- **TESTO DATO**:
════
Formatasi la cagliata nel giro di 10 minuti, completamente fatta dopo 30 minuti in tutto, questa viene rotta (ottenendo granuli che somigliano a chicchi di mais) e cotta a 45-48°C per 10 minuti nel suo siero. Poi la si pone in teli a sgocciolare in forme da 20/35 kg (la tradizione romana vorrebbe 33-35 kg e forse anche più). Dopo il raffreddamento (24 ore) si imprime il tipico marchio (testa di pecora stilizzata) su tutta la superficie della forma, spesso con il nome del produttore, quindi la si pone nelle fascere per 15 gg; si procede poi alla salatura a secco (raramente in salamoia), con interventi giornalieri di cura (girare, spazzolare, salare).
Oggi le forme di Pecorino Romano DOP si pongono in celle frigorifere, ma un tempo era necessario oliare tutte le forme per evitarne il deterioramento. La stagionatura si protrae per almeno 5 mesi per il formaggio da tavola, e per almeno 8 mesi per il formaggio da utilizzarsi grattugiato. Si può effettuare la cappatura, un rivestimento ottenuto con argilla (terra d’ombra ocra), olio di vinaccioli e carbone di legna (detto nerofumo), che conferisce al formaggio il tipico colore scuro; in alternativa la crosta è semplicemente bianco opaco con sovrimpresso il marchio.
La forma del Pecorino Romano è cilindrica a facce piane, il diametro del piatto è compreso fra 25 cm e 35 cm, l’altezza dello scalzo compresa tra 25 cm e 40 cm (per cui il peso finale oscilla tra 20 e 35 kg). L’aspetto esterno mostra una crosta sottile, di colore avorio o paglierino naturale, talora cappata con appositi protettivi; una pasta con struttura compatta o leggermente occhiata che al taglio presenta un colore variabile dal bianco al paglierino più o meno intenso, in rapporto al latte di partenza (quindi in funzione di razza e alimentazione delle pecore tra pascolo e ovile) e alle condizioni tecniche di produzione.
════
Riporta il testo sul Pecorino Romano tra "Formatasi la cagliata" e "(girare, spazzolare, salare).", estremi inclusi, sostituendo "siero" con "liquido".

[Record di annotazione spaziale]
════
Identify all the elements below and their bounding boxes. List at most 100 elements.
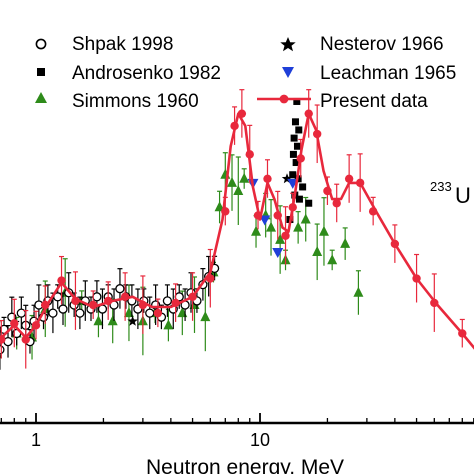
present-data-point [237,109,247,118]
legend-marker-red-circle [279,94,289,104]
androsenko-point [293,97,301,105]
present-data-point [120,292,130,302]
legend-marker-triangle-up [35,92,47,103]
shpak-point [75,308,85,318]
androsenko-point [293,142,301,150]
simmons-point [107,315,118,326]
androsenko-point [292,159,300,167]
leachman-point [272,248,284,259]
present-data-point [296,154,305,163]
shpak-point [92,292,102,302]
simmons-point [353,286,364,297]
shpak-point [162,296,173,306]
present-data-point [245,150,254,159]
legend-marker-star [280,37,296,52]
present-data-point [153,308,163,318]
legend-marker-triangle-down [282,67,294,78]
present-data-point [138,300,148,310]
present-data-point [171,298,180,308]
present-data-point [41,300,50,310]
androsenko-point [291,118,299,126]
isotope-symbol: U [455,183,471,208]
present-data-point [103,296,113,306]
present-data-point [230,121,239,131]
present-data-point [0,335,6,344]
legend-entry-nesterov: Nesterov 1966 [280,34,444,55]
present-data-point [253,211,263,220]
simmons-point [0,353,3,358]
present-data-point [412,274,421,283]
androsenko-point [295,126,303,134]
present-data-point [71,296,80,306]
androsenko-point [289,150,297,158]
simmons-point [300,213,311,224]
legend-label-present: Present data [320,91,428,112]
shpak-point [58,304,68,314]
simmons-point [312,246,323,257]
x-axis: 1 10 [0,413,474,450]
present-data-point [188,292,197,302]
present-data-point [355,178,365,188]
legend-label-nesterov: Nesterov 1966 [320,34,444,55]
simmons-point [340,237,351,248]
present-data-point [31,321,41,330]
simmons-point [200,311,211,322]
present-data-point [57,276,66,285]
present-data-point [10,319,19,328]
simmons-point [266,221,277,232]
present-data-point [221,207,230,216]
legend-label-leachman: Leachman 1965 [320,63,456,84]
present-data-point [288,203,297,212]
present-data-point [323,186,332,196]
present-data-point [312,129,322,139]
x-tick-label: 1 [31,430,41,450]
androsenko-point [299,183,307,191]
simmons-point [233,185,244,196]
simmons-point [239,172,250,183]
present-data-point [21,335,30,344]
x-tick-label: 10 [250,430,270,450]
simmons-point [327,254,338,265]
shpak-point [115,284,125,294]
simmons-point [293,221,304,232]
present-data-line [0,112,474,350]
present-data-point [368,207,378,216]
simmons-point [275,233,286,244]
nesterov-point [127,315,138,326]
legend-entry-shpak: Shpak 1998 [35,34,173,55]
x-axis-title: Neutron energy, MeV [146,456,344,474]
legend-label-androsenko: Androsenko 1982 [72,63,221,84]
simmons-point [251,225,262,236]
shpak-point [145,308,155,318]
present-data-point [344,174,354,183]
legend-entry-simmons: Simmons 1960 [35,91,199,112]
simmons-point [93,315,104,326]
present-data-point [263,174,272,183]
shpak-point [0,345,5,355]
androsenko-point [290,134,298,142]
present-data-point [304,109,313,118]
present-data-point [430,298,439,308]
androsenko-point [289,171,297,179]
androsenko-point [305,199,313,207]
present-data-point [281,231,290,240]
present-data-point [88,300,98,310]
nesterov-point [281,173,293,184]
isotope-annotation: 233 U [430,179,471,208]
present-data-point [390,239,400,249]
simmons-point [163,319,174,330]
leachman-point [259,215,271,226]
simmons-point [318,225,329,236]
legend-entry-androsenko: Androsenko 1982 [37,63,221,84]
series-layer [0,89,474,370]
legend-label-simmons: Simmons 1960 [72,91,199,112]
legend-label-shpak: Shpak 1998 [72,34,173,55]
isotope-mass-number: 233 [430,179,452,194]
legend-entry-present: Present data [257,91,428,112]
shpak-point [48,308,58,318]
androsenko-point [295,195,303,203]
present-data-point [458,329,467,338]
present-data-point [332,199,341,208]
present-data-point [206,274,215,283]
════
- **RISULTATO QUI SOTTO**:
Formatasi la cagliata nel giro di 10 minuti, completamente fatta dopo 30 minuti in tutto, questa viene rotta (ottenendo granuli che somigliano a chicchi di mais) e cotta a 45-48°C per 10 minuti nel suo liquido. Poi la si pone in teli a sgocciolare in forme da 20/35 kg (la tradizione romana vorrebbe 33-35 kg e forse anche più). Dopo il raffreddamento (24 ore) si imprime il tipico marchio (testa di pecora stilizzata) su tutta la superficie della forma, spesso con il nome del produttore, quindi la si pone nelle fascere per 15 gg; si procede poi alla salatura a secco (raramente in salamoia), con interventi giornalieri di cura (girare, spazzolare, salare).